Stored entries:

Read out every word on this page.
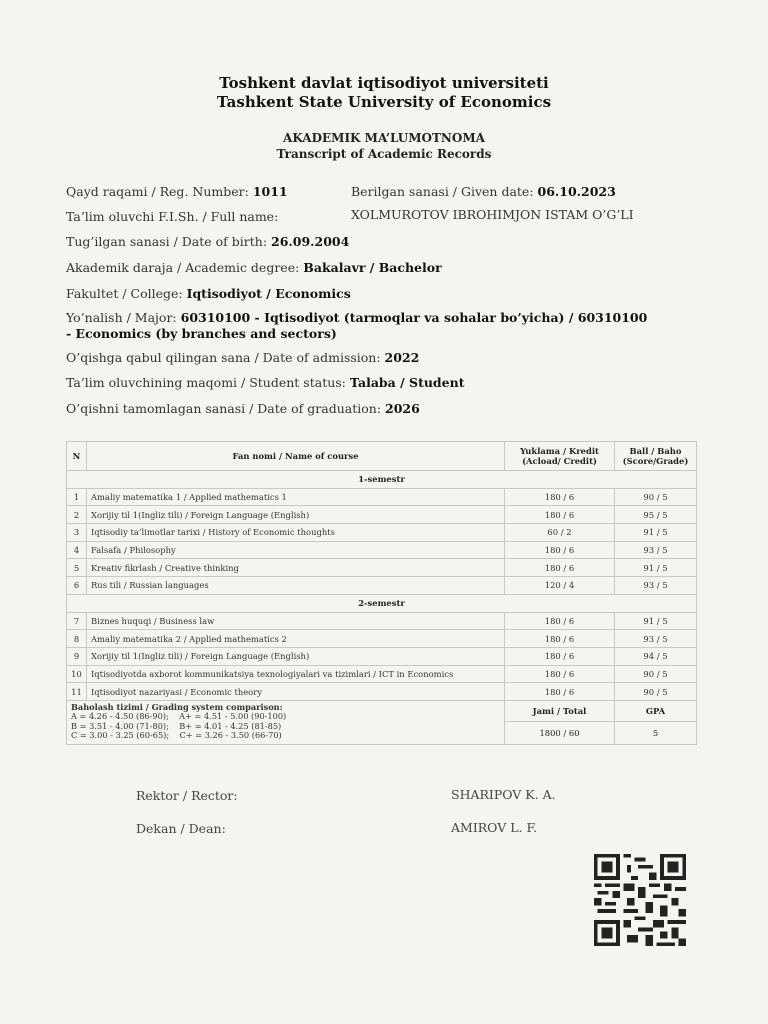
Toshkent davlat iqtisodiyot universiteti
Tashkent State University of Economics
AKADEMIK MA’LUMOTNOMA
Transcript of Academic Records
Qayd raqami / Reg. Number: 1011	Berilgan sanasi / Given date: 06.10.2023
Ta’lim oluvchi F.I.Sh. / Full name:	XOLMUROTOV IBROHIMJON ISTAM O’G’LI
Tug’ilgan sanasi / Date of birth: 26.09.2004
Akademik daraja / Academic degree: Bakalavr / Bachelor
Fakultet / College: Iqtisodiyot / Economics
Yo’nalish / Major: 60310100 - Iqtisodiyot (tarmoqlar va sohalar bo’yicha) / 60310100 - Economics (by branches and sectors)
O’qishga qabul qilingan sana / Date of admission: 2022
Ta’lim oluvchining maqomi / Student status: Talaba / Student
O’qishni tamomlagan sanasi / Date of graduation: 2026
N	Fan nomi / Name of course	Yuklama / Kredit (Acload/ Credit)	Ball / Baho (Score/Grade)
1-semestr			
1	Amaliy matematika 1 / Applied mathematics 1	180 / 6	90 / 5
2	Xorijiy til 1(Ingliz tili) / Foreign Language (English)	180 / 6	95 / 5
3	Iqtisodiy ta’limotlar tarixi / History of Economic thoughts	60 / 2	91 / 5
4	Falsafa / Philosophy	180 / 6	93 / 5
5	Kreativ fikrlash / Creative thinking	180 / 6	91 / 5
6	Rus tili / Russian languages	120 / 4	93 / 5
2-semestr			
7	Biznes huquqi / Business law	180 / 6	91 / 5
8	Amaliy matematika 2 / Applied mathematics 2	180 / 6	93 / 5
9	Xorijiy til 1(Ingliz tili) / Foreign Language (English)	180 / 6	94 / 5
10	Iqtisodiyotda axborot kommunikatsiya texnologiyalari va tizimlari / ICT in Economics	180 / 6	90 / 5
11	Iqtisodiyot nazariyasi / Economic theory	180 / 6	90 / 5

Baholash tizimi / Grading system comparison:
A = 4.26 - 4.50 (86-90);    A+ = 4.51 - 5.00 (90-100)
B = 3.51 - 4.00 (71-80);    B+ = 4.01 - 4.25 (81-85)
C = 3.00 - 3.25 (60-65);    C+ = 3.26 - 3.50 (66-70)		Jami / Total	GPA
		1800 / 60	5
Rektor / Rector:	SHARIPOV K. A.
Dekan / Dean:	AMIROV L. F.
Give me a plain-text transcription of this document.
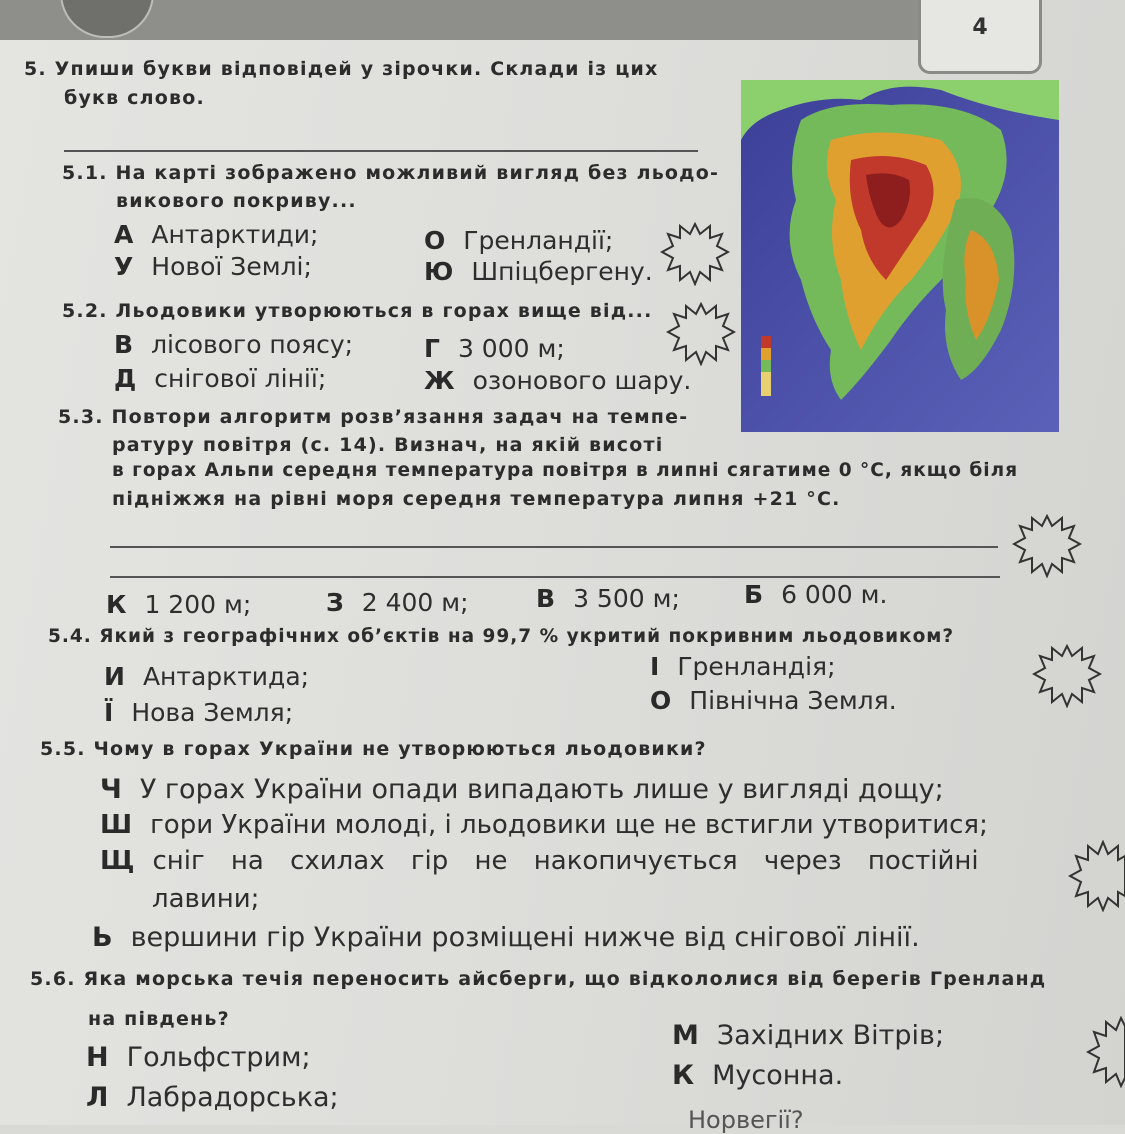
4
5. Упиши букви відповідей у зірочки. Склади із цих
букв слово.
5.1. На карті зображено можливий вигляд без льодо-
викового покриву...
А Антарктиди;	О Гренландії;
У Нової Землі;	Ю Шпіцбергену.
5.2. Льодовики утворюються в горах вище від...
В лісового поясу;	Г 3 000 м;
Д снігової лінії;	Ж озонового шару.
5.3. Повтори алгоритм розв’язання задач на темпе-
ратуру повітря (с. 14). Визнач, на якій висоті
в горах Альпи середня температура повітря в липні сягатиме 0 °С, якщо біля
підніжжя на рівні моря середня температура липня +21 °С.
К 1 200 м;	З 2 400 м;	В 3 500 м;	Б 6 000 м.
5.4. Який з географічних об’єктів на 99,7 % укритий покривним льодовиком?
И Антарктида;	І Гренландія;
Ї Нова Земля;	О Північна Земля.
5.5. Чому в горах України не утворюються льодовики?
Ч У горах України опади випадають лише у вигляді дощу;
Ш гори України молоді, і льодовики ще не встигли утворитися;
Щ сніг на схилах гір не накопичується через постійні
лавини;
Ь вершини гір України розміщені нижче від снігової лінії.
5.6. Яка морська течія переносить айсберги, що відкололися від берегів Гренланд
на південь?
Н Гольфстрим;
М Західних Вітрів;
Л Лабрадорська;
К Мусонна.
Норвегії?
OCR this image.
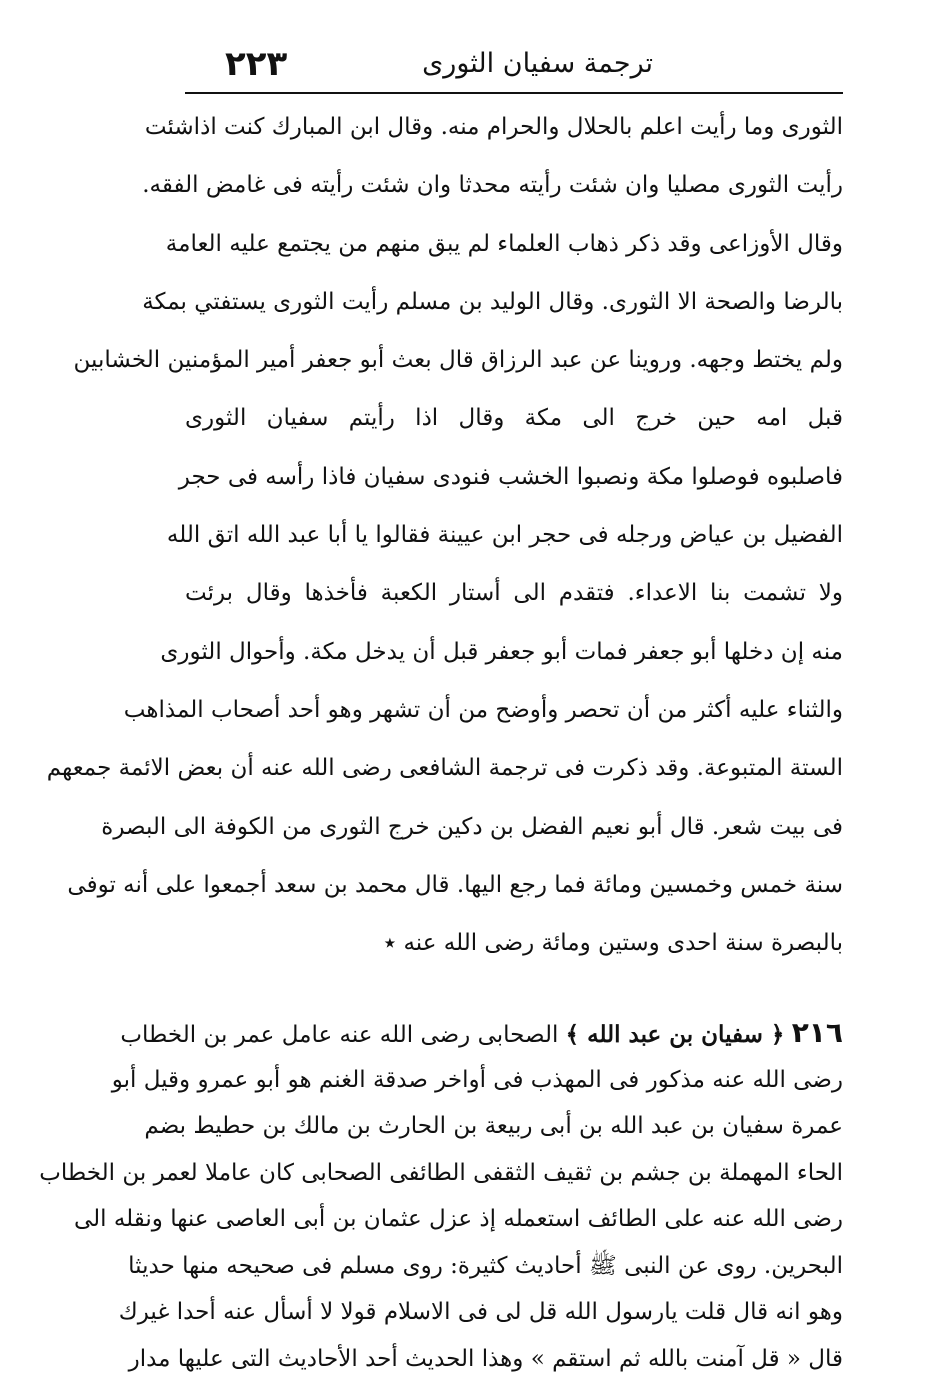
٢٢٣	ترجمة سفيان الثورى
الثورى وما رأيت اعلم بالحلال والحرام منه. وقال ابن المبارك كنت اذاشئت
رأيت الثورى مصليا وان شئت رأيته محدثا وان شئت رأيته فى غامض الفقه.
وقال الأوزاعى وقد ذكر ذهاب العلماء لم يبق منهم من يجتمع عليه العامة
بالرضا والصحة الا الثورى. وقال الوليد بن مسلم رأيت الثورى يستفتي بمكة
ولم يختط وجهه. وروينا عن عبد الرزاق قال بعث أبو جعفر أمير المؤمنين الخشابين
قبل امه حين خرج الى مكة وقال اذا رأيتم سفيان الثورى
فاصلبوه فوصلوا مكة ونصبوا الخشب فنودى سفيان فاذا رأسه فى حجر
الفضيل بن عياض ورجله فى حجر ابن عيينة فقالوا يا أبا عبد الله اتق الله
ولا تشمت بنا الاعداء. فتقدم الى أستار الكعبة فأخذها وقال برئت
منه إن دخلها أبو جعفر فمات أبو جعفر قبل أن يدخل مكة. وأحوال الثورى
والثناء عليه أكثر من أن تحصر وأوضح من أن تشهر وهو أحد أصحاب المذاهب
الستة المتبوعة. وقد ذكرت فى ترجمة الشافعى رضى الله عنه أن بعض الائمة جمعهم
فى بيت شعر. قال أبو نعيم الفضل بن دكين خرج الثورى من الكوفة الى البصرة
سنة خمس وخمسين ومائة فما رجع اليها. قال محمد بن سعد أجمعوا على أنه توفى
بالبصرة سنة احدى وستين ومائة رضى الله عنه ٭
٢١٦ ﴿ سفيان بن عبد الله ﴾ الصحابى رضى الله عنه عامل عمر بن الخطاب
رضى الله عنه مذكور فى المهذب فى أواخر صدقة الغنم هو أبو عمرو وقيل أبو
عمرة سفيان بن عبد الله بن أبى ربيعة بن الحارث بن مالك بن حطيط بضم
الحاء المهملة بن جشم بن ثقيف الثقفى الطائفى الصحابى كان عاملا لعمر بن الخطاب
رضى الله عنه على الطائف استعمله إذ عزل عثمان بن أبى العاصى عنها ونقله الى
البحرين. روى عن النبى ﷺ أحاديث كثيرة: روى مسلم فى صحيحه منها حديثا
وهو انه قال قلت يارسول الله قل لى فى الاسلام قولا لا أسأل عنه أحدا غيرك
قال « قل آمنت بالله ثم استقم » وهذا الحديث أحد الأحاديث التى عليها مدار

_Written request_
Go through the material line by line. Show each line that contains the string "sanasi".

_Correct output_
Qayd raqami / Reg. Number: 1011	Berilgan sanasi / Given date: 06.10.2023
Tug’ilgan sanasi / Date of birth: 26.09.2004
O’qishni tamomlagan sanasi / Date of graduation: 2026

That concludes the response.